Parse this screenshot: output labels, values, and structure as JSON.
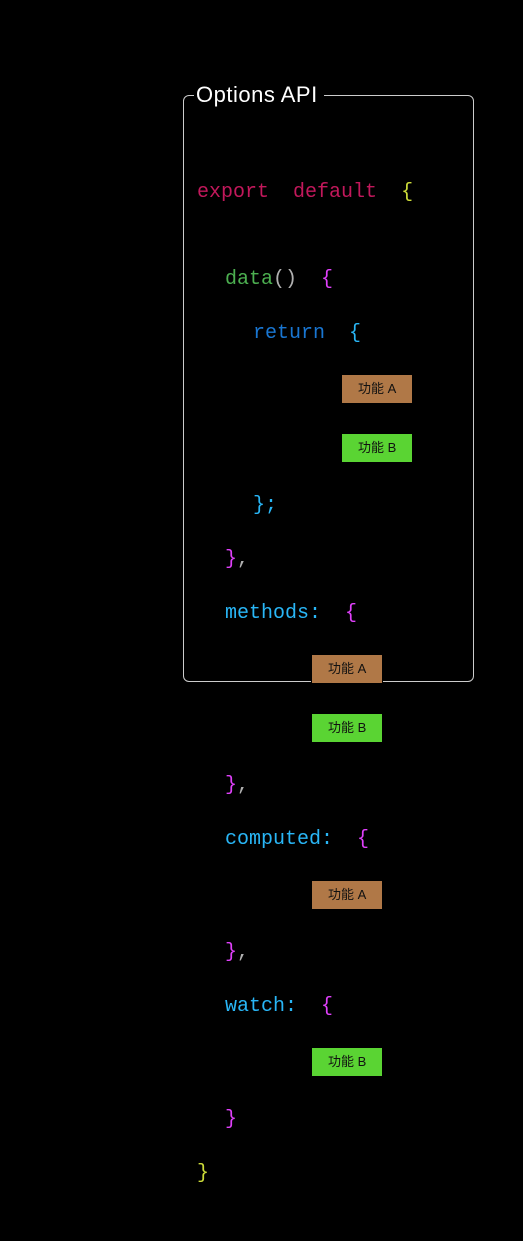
{
  "title": "Options API",
  "tokens": {
    "export": "export",
    "default": "default",
    "data": "data",
    "paren": "()",
    "return": "return",
    "methods": "methods:",
    "computed": "computed:",
    "watch": "watch:",
    "lbrace": "{",
    "rbrace": "}",
    "rbrace_semi": "};",
    "rbrace_comma": "},"
  },
  "tags": {
    "featureA": "功能 A",
    "featureB": "功能 B"
  }
}
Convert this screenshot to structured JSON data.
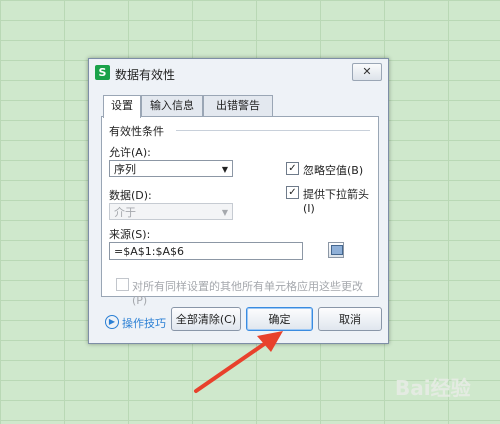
{
  "dialog": {
    "title": "数据有效性",
    "app_icon_letter": "S",
    "close_icon": "close-icon",
    "tabs": [
      {
        "label": "设置",
        "active": true
      },
      {
        "label": "输入信息",
        "active": false
      },
      {
        "label": "出错警告",
        "active": false
      }
    ],
    "group_title": "有效性条件",
    "allow": {
      "label": "允许(A):",
      "value": "序列"
    },
    "data": {
      "label": "数据(D):",
      "value": "介于",
      "disabled": true
    },
    "ignore_blank": {
      "label": "忽略空值(B)",
      "checked": true
    },
    "in_cell_dropdown": {
      "label": "提供下拉箭头(I)",
      "checked": true
    },
    "source": {
      "label": "来源(S):",
      "value": "=$A$1:$A$6"
    },
    "apply_all": {
      "label": "对所有同样设置的其他所有单元格应用这些更改(P)",
      "checked": false,
      "disabled": true
    },
    "tips_label": "操作技巧",
    "buttons": {
      "clear_all": "全部清除(C)",
      "ok": "确定",
      "cancel": "取消"
    }
  },
  "colors": {
    "sheet_background": "#cfe8cc",
    "annotation_arrow": "#e8412c",
    "tips_link": "#2a7fd4"
  }
}
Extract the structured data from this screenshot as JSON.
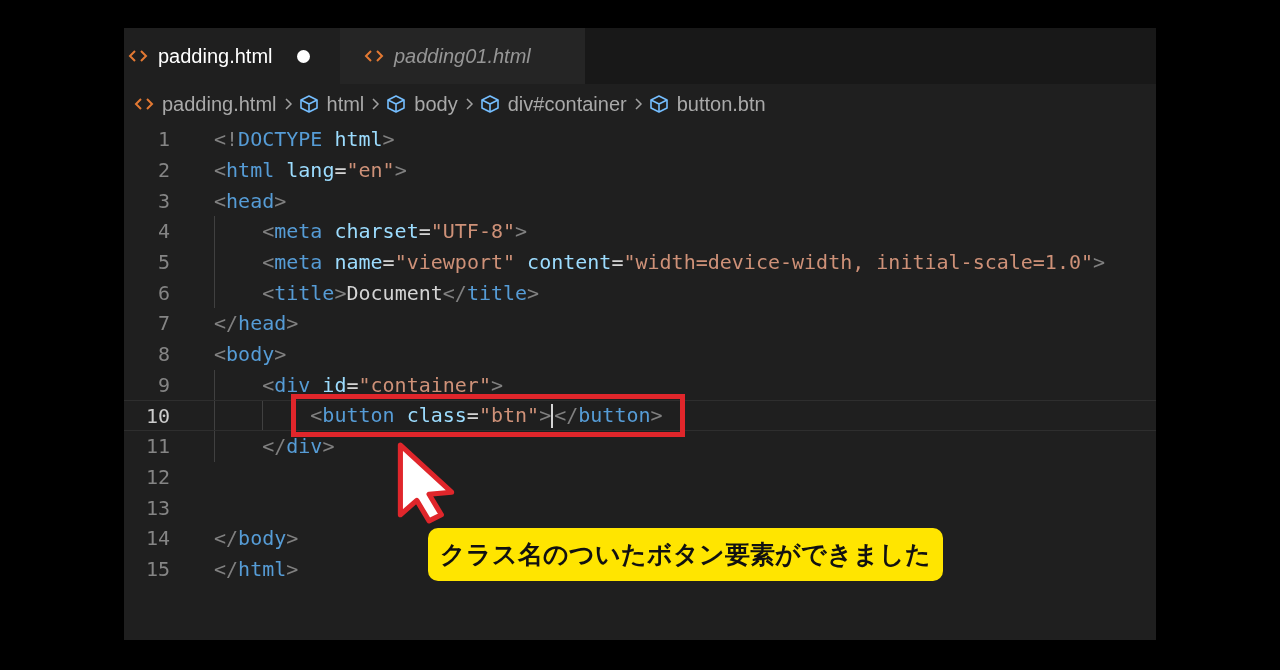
{
  "tabs": [
    {
      "label": "padding.html",
      "selected": true,
      "modified": true,
      "preview": false
    },
    {
      "label": "padding01.html",
      "selected": false,
      "modified": false,
      "preview": true
    }
  ],
  "breadcrumb": [
    {
      "kind": "file",
      "label": "padding.html"
    },
    {
      "kind": "element",
      "label": "html"
    },
    {
      "kind": "element",
      "label": "body"
    },
    {
      "kind": "element",
      "label": "div#container"
    },
    {
      "kind": "element",
      "label": "button.btn"
    }
  ],
  "lines": [
    {
      "number": "1",
      "current": false,
      "framed": false,
      "tokens": [
        {
          "kind": "punct",
          "text": "<!"
        },
        {
          "kind": "tag",
          "text": "DOCTYPE"
        },
        {
          "kind": "attr",
          "text": " html"
        },
        {
          "kind": "punct",
          "text": ">"
        }
      ]
    },
    {
      "number": "2",
      "current": false,
      "framed": false,
      "tokens": [
        {
          "kind": "punct",
          "text": "<"
        },
        {
          "kind": "tag",
          "text": "html"
        },
        {
          "kind": "attr",
          "text": " lang"
        },
        {
          "kind": "text",
          "text": "="
        },
        {
          "kind": "string",
          "text": "\"en\""
        },
        {
          "kind": "punct",
          "text": ">"
        }
      ]
    },
    {
      "number": "3",
      "current": false,
      "framed": false,
      "tokens": [
        {
          "kind": "punct",
          "text": "<"
        },
        {
          "kind": "tag",
          "text": "head"
        },
        {
          "kind": "punct",
          "text": ">"
        }
      ]
    },
    {
      "number": "4",
      "current": false,
      "framed": false,
      "tokens": [
        {
          "kind": "punct",
          "text": "    <"
        },
        {
          "kind": "tag",
          "text": "meta"
        },
        {
          "kind": "attr",
          "text": " charset"
        },
        {
          "kind": "text",
          "text": "="
        },
        {
          "kind": "string",
          "text": "\"UTF-8\""
        },
        {
          "kind": "punct",
          "text": ">"
        }
      ]
    },
    {
      "number": "5",
      "current": false,
      "framed": false,
      "tokens": [
        {
          "kind": "punct",
          "text": "    <"
        },
        {
          "kind": "tag",
          "text": "meta"
        },
        {
          "kind": "attr",
          "text": " name"
        },
        {
          "kind": "text",
          "text": "="
        },
        {
          "kind": "string",
          "text": "\"viewport\""
        },
        {
          "kind": "attr",
          "text": " content"
        },
        {
          "kind": "text",
          "text": "="
        },
        {
          "kind": "string",
          "text": "\"width=device-width, initial-scale=1.0\""
        },
        {
          "kind": "punct",
          "text": ">"
        }
      ]
    },
    {
      "number": "6",
      "current": false,
      "framed": false,
      "tokens": [
        {
          "kind": "punct",
          "text": "    <"
        },
        {
          "kind": "tag",
          "text": "title"
        },
        {
          "kind": "punct",
          "text": ">"
        },
        {
          "kind": "text",
          "text": "Document"
        },
        {
          "kind": "punct",
          "text": "</"
        },
        {
          "kind": "tag",
          "text": "title"
        },
        {
          "kind": "punct",
          "text": ">"
        }
      ]
    },
    {
      "number": "7",
      "current": false,
      "framed": false,
      "tokens": [
        {
          "kind": "punct",
          "text": "</"
        },
        {
          "kind": "tag",
          "text": "head"
        },
        {
          "kind": "punct",
          "text": ">"
        }
      ]
    },
    {
      "number": "8",
      "current": false,
      "framed": false,
      "tokens": [
        {
          "kind": "punct",
          "text": "<"
        },
        {
          "kind": "tag",
          "text": "body"
        },
        {
          "kind": "punct",
          "text": ">"
        }
      ]
    },
    {
      "number": "9",
      "current": false,
      "framed": false,
      "tokens": [
        {
          "kind": "punct",
          "text": "    <"
        },
        {
          "kind": "tag",
          "text": "div"
        },
        {
          "kind": "attr",
          "text": " id"
        },
        {
          "kind": "text",
          "text": "="
        },
        {
          "kind": "string",
          "text": "\"container\""
        },
        {
          "kind": "punct",
          "text": ">"
        }
      ]
    },
    {
      "number": "10",
      "current": true,
      "framed": true,
      "tokens": [
        {
          "kind": "punct",
          "text": "        <"
        },
        {
          "kind": "tag",
          "text": "button"
        },
        {
          "kind": "attr",
          "text": " class"
        },
        {
          "kind": "text",
          "text": "="
        },
        {
          "kind": "string",
          "text": "\"btn\""
        },
        {
          "kind": "punct",
          "text": ">"
        },
        {
          "kind": "punct",
          "text": "</",
          "cursor": true
        },
        {
          "kind": "tag",
          "text": "button"
        },
        {
          "kind": "punct",
          "text": ">"
        }
      ]
    },
    {
      "number": "11",
      "current": false,
      "framed": false,
      "tokens": [
        {
          "kind": "punct",
          "text": "    </"
        },
        {
          "kind": "tag",
          "text": "div"
        },
        {
          "kind": "punct",
          "text": ">"
        }
      ]
    },
    {
      "number": "12",
      "current": false,
      "framed": false
    },
    {
      "number": "13",
      "current": false,
      "framed": false
    },
    {
      "number": "14",
      "current": false,
      "framed": false,
      "tokens": [
        {
          "kind": "punct",
          "text": "</"
        },
        {
          "kind": "tag",
          "text": "body"
        },
        {
          "kind": "punct",
          "text": ">"
        }
      ]
    },
    {
      "number": "15",
      "current": false,
      "framed": false,
      "tokens": [
        {
          "kind": "punct",
          "text": "</"
        },
        {
          "kind": "tag",
          "text": "html"
        },
        {
          "kind": "punct",
          "text": ">"
        }
      ]
    }
  ],
  "callout": {
    "text": "クラス名のついたボタン要素ができました"
  }
}
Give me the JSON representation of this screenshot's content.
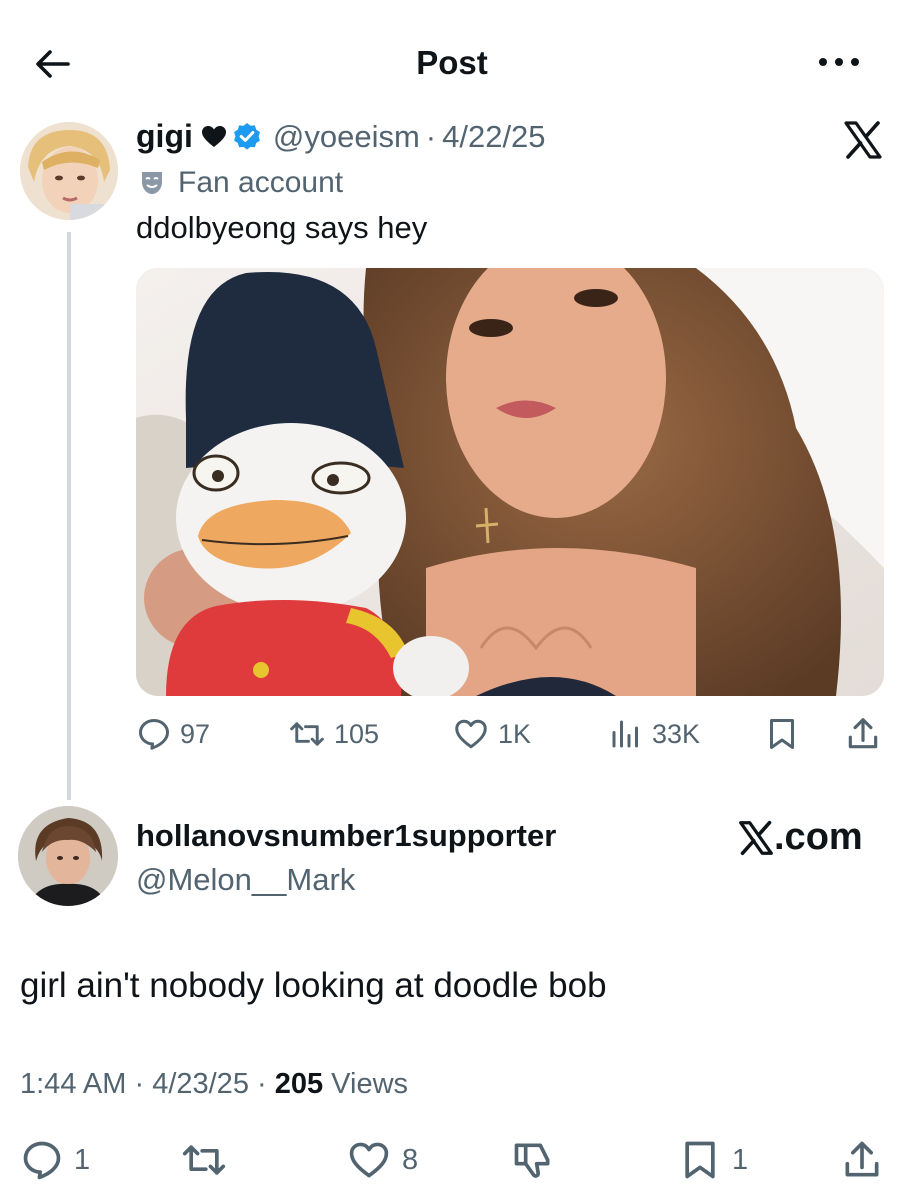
{
  "header": {
    "title": "Post"
  },
  "quoted": {
    "name": "gigi",
    "handle": "@yoeeism",
    "separator": "·",
    "date": "4/22/25",
    "label": "Fan account",
    "text": "ddolbyeong says hey",
    "stats": {
      "replies": "97",
      "reposts": "105",
      "likes": "1K",
      "views": "33K"
    }
  },
  "reply": {
    "name": "hollanovsnumber1supporter",
    "handle": "@Melon__Mark",
    "source": ".com",
    "text": "girl ain't nobody looking at doodle bob",
    "time": "1:44 AM",
    "sep1": " · ",
    "date": "4/23/25",
    "sep2": " · ",
    "views_count": "205",
    "views_label": " Views",
    "stats": {
      "replies": "1",
      "likes": "8",
      "bookmarks": "1"
    }
  },
  "colors": {
    "text": "#0f1419",
    "secondary": "#536471",
    "verified": "#1d9bf0",
    "thread_line": "#cfd9de"
  },
  "icons": [
    "back-arrow-icon",
    "more-icon",
    "heart-emoji-icon",
    "verified-icon",
    "x-logo-icon",
    "mask-icon",
    "reply-icon",
    "repost-icon",
    "like-icon",
    "views-icon",
    "bookmark-icon",
    "share-icon",
    "dislike-icon"
  ]
}
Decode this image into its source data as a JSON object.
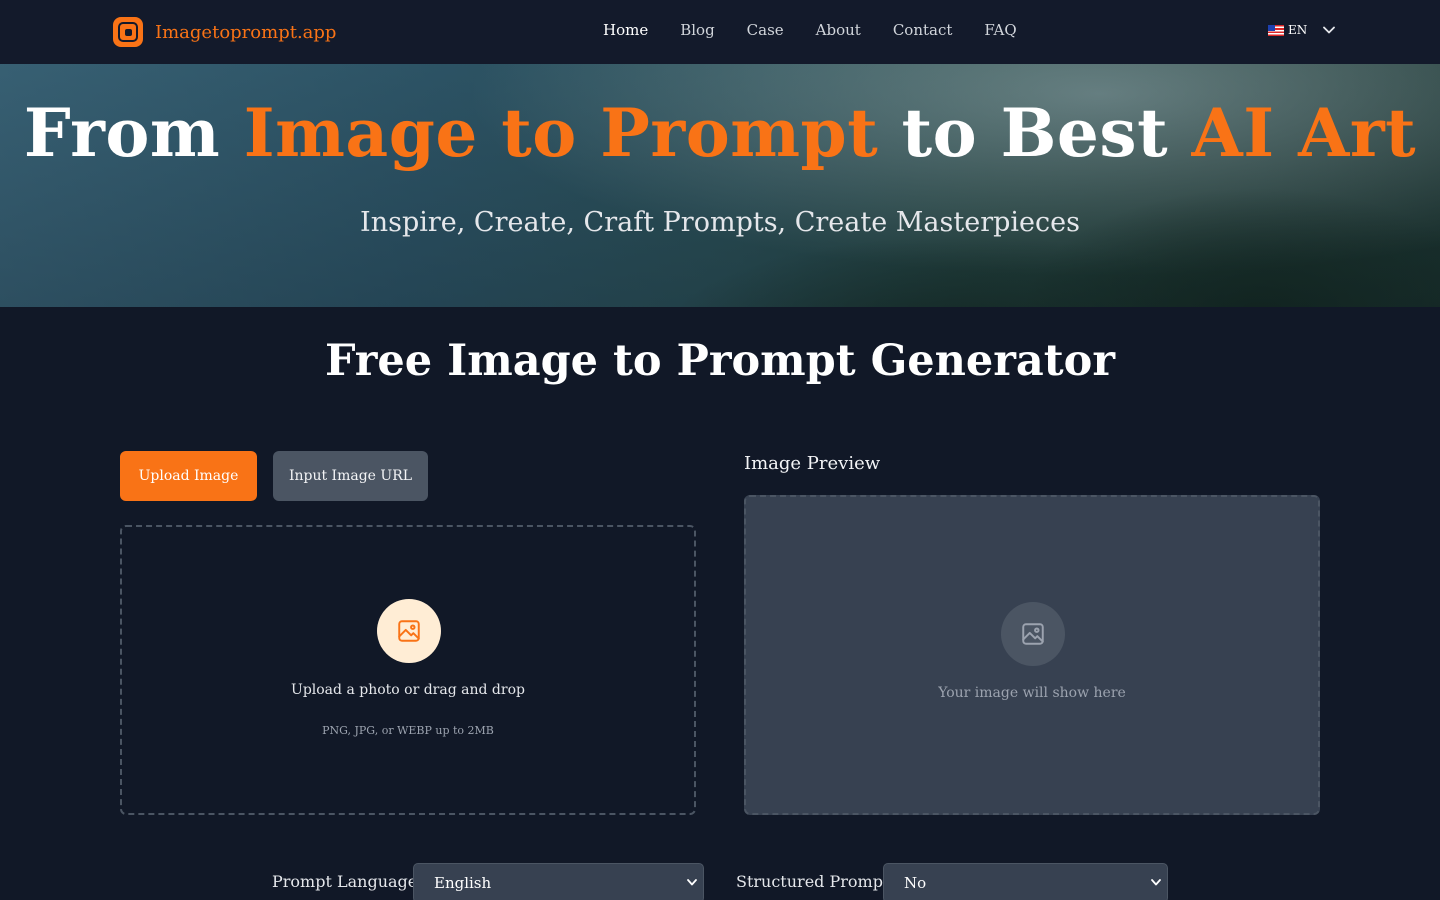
{
  "header": {
    "logo_text": "Imagetoprompt.app",
    "nav": [
      "Home",
      "Blog",
      "Case",
      "About",
      "Contact",
      "FAQ"
    ],
    "language": "EN"
  },
  "hero": {
    "title_part1": "From ",
    "title_accent1": "Image to Prompt",
    "title_part2": " to Best ",
    "title_accent2": "AI Art",
    "subtitle": "Inspire, Create, Craft Prompts, Create Masterpieces"
  },
  "main": {
    "title": "Free Image to Prompt Generator",
    "tabs": [
      "Upload Image",
      "Input Image URL"
    ],
    "dropzone": {
      "main_text": "Upload a photo or drag and drop",
      "sub_text": "PNG, JPG, or WEBP up to 2MB"
    },
    "preview": {
      "label": "Image Preview",
      "placeholder": "Your image will show here"
    },
    "options": {
      "language_label": "Prompt Language",
      "language_value": "English",
      "structured_label": "Structured Prompt",
      "structured_value": "No"
    }
  },
  "colors": {
    "accent": "#f97316",
    "background": "#111827",
    "header": "#131a2b",
    "panel": "#374151"
  },
  "icons": [
    "logo-icon",
    "flag-us-icon",
    "chevron-down-icon",
    "image-icon"
  ]
}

> [TASK OBJECTIVE]
Provide the number of lines in the entries that include "name", and no other text.

> [COMPLETED EXERCISE]
3